## Problem description
Tally up the lines below that include the word "ffffff". Answer with the number alone.

(Figure dataset records)
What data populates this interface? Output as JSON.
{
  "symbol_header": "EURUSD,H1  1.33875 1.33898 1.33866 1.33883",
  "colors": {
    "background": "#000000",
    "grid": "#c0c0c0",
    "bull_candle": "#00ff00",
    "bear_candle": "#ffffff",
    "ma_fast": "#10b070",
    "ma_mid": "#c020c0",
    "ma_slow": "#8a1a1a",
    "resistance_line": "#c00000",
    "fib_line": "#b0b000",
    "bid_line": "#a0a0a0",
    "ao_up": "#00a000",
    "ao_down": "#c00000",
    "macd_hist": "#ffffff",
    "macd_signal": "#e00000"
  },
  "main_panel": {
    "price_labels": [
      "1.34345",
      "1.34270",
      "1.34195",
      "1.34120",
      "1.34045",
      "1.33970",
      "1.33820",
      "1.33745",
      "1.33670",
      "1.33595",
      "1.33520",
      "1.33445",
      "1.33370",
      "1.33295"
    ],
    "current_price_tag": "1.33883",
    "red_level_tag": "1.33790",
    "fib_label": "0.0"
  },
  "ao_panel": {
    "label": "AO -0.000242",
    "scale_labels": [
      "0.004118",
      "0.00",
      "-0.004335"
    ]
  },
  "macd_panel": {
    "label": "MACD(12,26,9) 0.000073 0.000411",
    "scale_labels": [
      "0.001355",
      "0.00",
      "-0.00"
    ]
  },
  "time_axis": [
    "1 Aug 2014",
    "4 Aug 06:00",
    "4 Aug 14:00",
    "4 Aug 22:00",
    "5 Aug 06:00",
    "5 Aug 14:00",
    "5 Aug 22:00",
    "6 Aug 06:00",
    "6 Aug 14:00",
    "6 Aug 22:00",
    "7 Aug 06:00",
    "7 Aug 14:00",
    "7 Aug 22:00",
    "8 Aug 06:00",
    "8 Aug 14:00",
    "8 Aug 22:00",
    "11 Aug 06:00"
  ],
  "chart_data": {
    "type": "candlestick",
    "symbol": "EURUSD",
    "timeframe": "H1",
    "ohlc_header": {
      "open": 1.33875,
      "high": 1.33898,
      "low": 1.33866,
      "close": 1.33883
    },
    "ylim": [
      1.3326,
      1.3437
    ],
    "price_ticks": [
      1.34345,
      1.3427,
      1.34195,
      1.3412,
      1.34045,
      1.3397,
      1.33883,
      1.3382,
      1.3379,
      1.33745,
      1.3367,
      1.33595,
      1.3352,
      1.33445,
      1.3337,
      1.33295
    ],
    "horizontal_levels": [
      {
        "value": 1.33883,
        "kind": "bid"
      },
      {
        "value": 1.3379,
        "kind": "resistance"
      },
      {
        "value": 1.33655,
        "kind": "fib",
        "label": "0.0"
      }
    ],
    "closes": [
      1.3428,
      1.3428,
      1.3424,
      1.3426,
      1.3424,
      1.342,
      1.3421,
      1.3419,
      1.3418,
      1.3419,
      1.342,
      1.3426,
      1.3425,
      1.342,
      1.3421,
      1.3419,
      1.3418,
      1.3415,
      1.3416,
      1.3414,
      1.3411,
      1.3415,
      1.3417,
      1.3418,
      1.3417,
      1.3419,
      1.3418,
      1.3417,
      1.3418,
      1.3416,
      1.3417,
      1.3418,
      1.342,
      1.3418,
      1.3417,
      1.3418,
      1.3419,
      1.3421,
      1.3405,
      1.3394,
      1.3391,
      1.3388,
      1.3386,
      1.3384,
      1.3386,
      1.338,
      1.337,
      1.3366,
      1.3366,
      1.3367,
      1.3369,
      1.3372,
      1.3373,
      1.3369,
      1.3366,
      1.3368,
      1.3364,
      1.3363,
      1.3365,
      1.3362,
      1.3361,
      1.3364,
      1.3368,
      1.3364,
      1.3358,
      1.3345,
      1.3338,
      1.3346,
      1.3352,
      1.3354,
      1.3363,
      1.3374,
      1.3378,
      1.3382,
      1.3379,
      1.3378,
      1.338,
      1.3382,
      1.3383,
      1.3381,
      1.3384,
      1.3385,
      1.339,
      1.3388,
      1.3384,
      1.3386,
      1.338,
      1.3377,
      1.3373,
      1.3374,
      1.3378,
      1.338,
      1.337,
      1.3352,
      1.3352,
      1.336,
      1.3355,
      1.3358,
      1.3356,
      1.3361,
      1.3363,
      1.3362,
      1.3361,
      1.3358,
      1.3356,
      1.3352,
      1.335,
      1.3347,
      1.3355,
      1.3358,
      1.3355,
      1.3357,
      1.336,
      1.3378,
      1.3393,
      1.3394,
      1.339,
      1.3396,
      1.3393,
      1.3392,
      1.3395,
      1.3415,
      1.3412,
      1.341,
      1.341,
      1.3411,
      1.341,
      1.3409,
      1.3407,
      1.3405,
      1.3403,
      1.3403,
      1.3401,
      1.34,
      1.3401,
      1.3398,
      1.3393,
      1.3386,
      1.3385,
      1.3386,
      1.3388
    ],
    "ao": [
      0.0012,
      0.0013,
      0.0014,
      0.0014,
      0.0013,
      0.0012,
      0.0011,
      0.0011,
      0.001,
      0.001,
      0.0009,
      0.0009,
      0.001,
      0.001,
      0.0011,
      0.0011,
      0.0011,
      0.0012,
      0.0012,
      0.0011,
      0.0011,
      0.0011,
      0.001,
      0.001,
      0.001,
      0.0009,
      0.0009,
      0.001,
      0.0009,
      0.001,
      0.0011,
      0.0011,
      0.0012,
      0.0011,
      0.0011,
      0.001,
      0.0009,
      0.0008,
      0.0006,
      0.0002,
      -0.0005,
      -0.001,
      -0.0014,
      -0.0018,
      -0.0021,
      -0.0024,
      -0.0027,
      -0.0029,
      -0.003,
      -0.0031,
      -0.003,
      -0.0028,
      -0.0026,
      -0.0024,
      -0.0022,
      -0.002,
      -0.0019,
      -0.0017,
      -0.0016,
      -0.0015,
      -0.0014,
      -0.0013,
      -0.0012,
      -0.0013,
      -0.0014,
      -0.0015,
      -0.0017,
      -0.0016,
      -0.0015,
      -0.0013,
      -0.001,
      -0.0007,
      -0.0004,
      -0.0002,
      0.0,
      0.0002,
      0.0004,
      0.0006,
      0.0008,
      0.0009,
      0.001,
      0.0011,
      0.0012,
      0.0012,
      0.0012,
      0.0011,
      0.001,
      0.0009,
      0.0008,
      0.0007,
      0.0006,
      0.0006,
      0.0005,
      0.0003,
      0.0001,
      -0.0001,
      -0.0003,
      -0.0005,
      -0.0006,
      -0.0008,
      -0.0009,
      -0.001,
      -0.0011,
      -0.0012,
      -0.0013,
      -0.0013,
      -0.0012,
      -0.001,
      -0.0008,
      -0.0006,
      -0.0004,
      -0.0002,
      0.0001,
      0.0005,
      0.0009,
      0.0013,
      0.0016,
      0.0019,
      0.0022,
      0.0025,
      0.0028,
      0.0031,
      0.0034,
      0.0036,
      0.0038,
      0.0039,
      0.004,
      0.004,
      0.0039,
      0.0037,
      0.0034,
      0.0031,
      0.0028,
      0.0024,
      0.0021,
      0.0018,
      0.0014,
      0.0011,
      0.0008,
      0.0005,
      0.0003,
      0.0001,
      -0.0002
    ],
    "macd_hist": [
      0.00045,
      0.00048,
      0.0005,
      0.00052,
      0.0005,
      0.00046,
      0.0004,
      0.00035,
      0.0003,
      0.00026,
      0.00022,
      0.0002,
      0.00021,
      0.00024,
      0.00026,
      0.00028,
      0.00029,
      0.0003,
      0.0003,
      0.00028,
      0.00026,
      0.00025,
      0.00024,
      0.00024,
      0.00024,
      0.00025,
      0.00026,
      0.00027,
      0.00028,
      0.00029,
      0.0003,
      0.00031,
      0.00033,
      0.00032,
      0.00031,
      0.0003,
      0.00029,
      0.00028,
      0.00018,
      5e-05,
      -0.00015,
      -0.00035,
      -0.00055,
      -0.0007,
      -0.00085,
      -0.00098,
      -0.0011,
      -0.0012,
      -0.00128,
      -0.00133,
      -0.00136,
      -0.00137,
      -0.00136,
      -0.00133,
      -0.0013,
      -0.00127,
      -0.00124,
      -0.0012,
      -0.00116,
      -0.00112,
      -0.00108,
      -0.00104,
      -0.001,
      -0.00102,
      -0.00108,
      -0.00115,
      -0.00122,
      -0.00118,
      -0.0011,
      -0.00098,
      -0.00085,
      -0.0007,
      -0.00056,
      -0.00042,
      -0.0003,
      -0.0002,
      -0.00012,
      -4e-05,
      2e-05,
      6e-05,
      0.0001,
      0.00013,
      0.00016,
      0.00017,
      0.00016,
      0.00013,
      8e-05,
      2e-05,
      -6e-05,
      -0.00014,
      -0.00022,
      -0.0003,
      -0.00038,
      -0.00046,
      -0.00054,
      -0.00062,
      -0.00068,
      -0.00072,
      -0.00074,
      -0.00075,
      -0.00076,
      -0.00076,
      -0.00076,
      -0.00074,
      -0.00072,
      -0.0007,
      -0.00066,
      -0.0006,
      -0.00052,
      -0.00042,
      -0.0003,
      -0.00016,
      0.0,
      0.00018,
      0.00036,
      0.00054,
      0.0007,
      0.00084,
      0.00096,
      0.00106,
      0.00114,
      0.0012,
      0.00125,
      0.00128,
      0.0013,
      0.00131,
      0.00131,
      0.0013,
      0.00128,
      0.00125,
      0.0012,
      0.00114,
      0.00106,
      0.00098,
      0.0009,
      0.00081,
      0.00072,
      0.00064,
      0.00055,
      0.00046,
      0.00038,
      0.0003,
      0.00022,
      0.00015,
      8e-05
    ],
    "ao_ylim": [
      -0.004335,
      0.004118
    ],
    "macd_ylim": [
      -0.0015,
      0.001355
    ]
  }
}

## Written solution
2